- [GIVEN PROBLEM] Please switch "doctor" to "dentist" in the records from the line that contains "Give bounding boxes" through the line that contains "paragraph-line: always been", and write that stretch out again with nothing else altered. Leave the pictures out of your answer.

- [RECORDS SUPPLIED]

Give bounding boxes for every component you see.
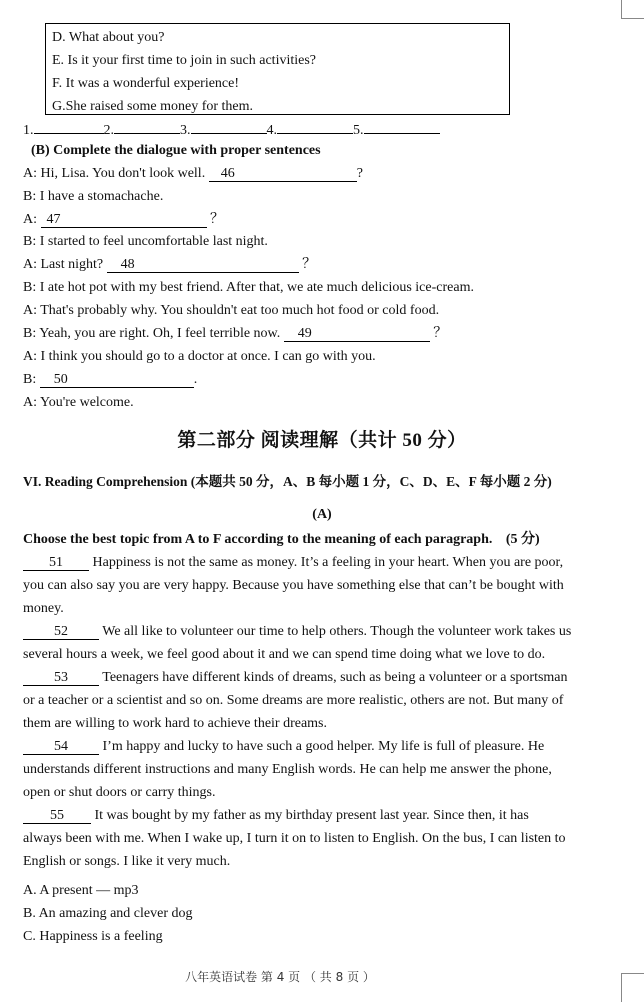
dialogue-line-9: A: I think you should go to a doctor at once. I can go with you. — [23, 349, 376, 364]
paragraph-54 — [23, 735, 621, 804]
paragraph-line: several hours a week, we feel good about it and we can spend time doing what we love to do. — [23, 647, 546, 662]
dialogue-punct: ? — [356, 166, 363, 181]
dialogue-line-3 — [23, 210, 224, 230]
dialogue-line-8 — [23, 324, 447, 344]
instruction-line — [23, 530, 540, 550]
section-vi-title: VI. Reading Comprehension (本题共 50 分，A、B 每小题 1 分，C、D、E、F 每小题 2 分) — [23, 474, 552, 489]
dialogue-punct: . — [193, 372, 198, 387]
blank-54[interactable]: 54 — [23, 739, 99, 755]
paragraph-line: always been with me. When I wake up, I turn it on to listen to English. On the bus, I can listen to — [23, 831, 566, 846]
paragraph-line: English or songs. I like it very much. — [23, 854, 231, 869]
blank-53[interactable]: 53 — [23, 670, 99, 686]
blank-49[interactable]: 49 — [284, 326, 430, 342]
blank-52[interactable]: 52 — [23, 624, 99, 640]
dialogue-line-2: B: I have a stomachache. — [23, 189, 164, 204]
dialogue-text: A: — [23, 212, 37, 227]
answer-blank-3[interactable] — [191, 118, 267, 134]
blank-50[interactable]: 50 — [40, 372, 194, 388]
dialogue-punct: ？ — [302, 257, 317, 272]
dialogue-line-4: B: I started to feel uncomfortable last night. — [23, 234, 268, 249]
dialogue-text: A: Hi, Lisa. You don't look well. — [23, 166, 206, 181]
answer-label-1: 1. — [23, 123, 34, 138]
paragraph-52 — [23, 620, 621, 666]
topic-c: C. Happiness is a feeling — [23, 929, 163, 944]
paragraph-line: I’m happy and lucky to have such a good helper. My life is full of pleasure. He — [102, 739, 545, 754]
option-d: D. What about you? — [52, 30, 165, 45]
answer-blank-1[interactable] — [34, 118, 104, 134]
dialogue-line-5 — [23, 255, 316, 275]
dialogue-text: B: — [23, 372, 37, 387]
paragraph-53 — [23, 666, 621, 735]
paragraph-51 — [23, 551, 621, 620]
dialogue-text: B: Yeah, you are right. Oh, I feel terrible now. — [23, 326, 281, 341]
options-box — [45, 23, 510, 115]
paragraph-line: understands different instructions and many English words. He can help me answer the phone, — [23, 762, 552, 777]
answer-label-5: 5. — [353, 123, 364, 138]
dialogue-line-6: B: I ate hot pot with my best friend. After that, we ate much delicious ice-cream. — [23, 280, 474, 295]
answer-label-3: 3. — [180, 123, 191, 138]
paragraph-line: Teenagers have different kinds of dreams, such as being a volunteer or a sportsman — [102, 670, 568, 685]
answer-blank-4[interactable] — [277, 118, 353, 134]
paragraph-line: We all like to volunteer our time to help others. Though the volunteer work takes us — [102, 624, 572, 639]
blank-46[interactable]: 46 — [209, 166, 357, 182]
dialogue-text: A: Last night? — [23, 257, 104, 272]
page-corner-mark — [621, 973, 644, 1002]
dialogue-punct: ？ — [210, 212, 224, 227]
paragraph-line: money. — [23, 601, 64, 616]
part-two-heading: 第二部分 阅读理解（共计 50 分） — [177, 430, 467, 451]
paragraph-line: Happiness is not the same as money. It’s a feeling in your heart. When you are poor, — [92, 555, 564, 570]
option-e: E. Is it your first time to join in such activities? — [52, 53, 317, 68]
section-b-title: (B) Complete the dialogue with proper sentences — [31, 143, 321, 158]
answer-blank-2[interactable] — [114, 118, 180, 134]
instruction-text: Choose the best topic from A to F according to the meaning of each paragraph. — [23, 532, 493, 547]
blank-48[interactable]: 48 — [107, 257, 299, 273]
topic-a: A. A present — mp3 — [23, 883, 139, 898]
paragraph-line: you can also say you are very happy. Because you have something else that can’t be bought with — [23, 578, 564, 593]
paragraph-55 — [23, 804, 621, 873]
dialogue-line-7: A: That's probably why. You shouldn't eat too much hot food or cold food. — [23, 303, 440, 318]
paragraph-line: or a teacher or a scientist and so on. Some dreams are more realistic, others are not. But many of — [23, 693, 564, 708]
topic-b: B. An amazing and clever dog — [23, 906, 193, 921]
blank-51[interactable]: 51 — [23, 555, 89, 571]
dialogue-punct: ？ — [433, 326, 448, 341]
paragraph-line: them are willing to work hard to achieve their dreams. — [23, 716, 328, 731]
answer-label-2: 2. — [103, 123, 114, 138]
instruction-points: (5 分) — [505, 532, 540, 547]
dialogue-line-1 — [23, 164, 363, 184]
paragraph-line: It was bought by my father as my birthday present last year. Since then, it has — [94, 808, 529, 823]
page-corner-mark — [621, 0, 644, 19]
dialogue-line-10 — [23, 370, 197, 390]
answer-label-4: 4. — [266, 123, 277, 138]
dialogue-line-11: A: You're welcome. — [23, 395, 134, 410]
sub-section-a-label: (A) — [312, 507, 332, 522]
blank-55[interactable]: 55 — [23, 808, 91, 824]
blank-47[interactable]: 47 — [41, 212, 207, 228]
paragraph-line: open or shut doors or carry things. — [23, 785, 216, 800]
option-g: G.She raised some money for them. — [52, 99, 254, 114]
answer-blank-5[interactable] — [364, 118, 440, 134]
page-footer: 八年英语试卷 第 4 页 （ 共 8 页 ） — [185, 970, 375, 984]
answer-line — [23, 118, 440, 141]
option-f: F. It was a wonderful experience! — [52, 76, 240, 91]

==

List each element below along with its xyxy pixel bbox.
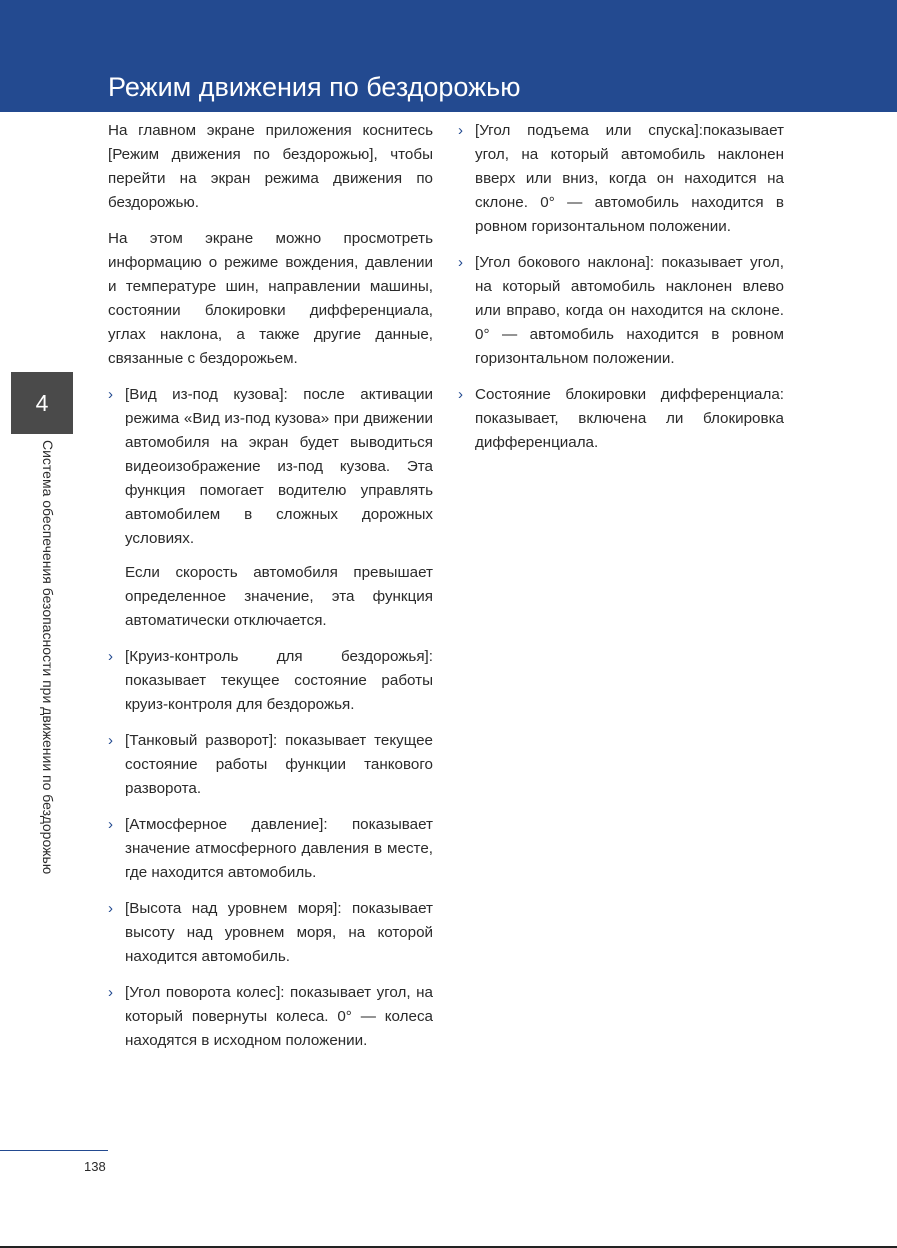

- [RESPONSE TO THIS TASK]
Give bounding boxes for every component you see.
dialogue-line-9: A: I think you should go to a dentist at once. I can go with you. — [23, 349, 376, 364]
paragraph-54 — [23, 735, 621, 804]
paragraph-line: several hours a week, we feel good about it and we can spend time doing what we love to do. — [23, 647, 546, 662]
dialogue-punct: ? — [356, 166, 363, 181]
dialogue-line-3 — [23, 210, 224, 230]
dialogue-line-8 — [23, 324, 447, 344]
instruction-line — [23, 530, 540, 550]
section-vi-title: VI. Reading Comprehension (本题共 50 分，A、B 每小题 1 分，C、D、E、F 每小题 2 分) — [23, 474, 552, 489]
dialogue-punct: . — [193, 372, 198, 387]
blank-54[interactable]: 54 — [23, 739, 99, 755]
paragraph-line: always been with me. When I wake up, I turn it on to listen to English. On the bus, I can listen to — [23, 831, 566, 846]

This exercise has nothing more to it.